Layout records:

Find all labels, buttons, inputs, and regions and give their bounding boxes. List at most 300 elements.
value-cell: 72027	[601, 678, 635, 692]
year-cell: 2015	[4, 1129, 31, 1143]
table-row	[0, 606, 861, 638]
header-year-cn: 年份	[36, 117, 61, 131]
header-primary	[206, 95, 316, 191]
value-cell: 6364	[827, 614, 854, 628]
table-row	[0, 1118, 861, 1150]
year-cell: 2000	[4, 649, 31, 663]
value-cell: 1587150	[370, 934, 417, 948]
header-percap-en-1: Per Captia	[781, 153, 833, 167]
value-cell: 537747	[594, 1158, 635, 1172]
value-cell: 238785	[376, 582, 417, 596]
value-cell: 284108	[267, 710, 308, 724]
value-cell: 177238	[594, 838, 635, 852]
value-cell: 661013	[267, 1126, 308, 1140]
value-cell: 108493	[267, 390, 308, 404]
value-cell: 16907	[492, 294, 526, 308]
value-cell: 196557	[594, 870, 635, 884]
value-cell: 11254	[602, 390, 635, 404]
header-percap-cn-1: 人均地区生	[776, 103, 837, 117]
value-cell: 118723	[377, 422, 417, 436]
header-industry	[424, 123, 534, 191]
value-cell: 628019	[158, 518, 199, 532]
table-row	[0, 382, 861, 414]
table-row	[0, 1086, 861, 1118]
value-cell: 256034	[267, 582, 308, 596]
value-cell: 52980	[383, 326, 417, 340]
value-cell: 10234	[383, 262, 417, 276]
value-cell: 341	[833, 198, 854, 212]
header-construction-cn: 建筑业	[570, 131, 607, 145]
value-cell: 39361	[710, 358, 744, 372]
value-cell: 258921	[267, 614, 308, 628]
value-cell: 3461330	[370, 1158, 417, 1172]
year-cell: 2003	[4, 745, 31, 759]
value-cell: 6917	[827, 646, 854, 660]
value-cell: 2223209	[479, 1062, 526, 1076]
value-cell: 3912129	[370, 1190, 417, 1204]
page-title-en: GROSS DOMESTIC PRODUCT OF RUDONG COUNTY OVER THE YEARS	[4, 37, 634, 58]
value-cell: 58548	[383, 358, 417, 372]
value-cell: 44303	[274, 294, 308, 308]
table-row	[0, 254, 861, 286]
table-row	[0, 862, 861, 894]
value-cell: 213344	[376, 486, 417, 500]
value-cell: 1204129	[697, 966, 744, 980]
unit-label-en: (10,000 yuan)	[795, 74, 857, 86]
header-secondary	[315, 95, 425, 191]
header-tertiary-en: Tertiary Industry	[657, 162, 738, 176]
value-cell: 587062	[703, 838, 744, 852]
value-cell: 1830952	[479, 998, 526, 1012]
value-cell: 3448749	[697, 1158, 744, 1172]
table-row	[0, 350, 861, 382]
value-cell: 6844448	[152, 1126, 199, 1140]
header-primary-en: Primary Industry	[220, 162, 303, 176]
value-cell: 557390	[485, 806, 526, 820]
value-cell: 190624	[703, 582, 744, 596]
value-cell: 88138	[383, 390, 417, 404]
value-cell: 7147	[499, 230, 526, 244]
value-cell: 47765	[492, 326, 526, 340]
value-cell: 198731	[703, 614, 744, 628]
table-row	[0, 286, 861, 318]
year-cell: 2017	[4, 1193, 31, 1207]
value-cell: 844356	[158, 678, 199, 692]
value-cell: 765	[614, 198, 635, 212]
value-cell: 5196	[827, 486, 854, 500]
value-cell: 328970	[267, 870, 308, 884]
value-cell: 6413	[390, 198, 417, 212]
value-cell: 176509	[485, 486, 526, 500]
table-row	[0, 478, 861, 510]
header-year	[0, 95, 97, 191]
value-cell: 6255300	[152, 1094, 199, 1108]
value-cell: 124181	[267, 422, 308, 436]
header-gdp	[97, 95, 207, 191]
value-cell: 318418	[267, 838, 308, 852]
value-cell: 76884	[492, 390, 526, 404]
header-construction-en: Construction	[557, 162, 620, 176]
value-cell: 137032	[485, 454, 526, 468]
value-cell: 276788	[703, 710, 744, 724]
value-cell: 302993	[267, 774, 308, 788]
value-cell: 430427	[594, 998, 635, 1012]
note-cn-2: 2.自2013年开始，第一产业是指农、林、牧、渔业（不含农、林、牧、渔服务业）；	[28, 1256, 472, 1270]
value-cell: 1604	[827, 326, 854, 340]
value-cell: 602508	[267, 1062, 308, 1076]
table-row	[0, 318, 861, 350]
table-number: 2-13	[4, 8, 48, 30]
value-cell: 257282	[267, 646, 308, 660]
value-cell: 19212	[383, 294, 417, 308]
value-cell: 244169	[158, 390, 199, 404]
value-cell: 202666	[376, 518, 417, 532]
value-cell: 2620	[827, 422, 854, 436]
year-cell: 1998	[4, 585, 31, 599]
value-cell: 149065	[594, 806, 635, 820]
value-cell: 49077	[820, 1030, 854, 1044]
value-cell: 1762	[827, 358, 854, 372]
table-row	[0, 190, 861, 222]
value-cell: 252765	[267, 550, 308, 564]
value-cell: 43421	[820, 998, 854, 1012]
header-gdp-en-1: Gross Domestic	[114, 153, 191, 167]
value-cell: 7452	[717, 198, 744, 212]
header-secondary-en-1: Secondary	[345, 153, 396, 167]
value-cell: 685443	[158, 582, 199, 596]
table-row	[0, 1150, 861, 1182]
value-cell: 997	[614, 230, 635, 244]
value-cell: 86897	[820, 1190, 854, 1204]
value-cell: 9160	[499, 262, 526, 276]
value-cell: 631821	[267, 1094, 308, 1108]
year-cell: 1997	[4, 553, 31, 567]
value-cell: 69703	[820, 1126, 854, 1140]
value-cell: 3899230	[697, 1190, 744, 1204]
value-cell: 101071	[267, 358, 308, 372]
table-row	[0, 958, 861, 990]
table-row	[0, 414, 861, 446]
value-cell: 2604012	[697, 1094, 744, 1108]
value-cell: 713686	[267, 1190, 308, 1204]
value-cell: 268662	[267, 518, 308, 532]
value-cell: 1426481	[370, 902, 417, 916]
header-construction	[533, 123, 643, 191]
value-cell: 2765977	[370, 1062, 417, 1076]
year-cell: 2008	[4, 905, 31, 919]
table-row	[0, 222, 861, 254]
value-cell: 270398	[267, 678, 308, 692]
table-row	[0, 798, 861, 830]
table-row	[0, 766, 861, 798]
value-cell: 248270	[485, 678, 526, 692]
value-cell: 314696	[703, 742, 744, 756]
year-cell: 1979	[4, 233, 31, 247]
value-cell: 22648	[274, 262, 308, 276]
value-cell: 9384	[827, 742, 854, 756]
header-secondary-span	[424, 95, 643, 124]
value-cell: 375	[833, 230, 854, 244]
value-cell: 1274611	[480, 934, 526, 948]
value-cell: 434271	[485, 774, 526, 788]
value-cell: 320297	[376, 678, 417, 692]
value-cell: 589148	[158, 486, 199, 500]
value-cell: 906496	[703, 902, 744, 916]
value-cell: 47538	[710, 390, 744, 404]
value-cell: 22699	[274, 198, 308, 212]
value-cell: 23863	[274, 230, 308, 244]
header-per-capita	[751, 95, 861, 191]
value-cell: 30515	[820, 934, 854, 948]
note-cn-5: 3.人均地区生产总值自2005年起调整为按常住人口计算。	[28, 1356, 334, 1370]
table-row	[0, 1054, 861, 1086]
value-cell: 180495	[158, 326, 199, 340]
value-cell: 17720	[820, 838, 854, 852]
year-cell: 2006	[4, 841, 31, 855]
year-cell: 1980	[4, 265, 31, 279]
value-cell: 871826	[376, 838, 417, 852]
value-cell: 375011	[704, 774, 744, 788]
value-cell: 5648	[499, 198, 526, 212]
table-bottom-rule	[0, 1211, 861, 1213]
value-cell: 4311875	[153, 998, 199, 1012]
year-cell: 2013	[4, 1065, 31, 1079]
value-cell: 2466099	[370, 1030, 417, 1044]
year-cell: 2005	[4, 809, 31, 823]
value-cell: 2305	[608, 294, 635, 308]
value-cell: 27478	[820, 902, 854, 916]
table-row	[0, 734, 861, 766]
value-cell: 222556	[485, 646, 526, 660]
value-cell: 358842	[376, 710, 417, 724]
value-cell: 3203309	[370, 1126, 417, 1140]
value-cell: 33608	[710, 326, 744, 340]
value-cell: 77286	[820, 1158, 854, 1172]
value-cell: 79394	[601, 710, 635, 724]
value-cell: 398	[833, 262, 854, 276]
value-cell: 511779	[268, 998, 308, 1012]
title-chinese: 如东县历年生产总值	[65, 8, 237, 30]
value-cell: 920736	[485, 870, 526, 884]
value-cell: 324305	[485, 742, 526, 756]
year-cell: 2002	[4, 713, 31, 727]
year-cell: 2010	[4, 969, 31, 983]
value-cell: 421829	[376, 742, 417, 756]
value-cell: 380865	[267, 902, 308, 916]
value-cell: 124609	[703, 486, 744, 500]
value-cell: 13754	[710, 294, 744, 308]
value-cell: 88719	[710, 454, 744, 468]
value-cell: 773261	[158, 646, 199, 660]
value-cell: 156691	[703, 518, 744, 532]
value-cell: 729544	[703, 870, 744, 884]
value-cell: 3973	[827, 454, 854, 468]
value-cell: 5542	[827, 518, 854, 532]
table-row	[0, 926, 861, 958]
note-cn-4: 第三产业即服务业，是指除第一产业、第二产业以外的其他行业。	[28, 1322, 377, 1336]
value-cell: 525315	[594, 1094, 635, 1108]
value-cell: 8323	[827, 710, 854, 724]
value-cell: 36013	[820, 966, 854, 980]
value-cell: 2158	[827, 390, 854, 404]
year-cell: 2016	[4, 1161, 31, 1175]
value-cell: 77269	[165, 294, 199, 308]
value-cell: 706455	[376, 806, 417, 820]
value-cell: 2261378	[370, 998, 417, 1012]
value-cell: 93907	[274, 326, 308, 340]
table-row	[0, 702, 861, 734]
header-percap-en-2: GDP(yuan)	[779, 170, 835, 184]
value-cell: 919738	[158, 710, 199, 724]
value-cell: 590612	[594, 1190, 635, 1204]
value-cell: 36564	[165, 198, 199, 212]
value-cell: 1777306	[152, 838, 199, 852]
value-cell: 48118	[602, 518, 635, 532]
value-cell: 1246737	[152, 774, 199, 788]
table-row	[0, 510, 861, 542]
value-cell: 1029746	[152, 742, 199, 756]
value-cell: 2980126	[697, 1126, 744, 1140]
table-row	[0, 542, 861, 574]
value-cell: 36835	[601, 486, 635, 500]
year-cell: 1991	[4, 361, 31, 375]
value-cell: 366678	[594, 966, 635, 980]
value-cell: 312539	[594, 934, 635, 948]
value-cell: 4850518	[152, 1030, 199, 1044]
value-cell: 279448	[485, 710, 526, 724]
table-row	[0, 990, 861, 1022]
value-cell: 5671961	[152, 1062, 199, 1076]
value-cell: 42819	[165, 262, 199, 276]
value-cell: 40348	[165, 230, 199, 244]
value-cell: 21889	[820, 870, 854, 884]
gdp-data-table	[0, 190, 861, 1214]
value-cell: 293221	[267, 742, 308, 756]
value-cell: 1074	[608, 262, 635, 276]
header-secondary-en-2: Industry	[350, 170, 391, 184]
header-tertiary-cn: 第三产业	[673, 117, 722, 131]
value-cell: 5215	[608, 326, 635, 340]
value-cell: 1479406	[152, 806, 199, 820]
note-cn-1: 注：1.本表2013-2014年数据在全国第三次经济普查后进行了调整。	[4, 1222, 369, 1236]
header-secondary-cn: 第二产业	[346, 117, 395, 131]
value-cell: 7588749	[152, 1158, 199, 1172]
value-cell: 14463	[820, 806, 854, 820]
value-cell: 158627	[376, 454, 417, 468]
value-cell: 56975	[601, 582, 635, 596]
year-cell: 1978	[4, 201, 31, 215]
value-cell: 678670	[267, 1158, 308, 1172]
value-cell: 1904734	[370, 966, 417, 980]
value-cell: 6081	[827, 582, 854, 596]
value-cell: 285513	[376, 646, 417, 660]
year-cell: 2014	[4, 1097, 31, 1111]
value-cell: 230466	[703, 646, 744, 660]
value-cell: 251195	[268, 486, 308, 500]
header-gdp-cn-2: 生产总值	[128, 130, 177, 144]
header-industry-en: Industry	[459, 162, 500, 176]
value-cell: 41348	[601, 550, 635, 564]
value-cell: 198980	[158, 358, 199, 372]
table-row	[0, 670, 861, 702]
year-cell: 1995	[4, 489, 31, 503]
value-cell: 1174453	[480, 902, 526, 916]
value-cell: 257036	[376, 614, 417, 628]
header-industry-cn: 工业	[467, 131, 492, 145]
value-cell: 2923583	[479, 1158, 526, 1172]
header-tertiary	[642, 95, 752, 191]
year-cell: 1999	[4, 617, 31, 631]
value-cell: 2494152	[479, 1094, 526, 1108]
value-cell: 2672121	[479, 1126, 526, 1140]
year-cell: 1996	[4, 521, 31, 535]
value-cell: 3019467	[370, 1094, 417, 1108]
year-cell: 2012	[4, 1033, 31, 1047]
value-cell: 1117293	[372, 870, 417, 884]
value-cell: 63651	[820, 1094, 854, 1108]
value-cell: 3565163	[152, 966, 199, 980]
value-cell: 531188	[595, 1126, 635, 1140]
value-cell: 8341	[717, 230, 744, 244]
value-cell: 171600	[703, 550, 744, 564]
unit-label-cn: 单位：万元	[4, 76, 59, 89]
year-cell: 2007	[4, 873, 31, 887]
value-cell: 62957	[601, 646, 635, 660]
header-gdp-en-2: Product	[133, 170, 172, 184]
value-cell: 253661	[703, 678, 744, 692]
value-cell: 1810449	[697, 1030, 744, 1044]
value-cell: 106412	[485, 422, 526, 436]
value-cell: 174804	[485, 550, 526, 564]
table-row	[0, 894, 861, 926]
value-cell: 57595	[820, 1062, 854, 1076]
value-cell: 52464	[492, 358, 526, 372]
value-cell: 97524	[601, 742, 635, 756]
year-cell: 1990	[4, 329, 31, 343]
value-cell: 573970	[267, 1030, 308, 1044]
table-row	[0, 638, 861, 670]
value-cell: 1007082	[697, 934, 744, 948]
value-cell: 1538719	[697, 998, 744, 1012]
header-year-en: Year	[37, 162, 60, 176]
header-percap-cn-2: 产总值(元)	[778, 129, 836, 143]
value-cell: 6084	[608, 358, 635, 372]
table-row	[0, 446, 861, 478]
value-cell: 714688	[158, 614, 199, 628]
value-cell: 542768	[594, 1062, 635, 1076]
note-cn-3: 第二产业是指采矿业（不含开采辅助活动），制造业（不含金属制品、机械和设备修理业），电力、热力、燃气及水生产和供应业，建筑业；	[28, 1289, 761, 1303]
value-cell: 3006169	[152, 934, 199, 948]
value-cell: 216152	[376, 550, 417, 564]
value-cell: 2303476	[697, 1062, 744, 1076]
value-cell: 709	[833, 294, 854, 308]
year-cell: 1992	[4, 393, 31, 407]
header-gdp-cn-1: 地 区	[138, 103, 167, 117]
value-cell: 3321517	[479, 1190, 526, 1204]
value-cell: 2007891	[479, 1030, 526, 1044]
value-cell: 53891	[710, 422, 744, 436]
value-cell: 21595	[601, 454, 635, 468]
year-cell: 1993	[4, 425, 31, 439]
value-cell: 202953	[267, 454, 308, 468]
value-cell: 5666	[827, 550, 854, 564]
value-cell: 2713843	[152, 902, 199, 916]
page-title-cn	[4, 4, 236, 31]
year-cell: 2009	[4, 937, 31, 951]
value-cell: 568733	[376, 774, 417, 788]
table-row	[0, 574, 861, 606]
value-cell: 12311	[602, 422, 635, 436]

- Stated task -
Copy out, unchanged, every line of the records from the start down to the line containing "153, 833, 167]", both included.

- Final answer -
Find all labels, buttons, inputs, and regions and give their bounding boxes. List at most 300 elements.
value-cell: 72027	[601, 678, 635, 692]
year-cell: 2015	[4, 1129, 31, 1143]
table-row	[0, 606, 861, 638]
header-year-cn: 年份	[36, 117, 61, 131]
header-primary	[206, 95, 316, 191]
value-cell: 6364	[827, 614, 854, 628]
table-row	[0, 1118, 861, 1150]
year-cell: 2000	[4, 649, 31, 663]
value-cell: 1587150	[370, 934, 417, 948]
header-percap-en-1: Per Captia	[781, 153, 833, 167]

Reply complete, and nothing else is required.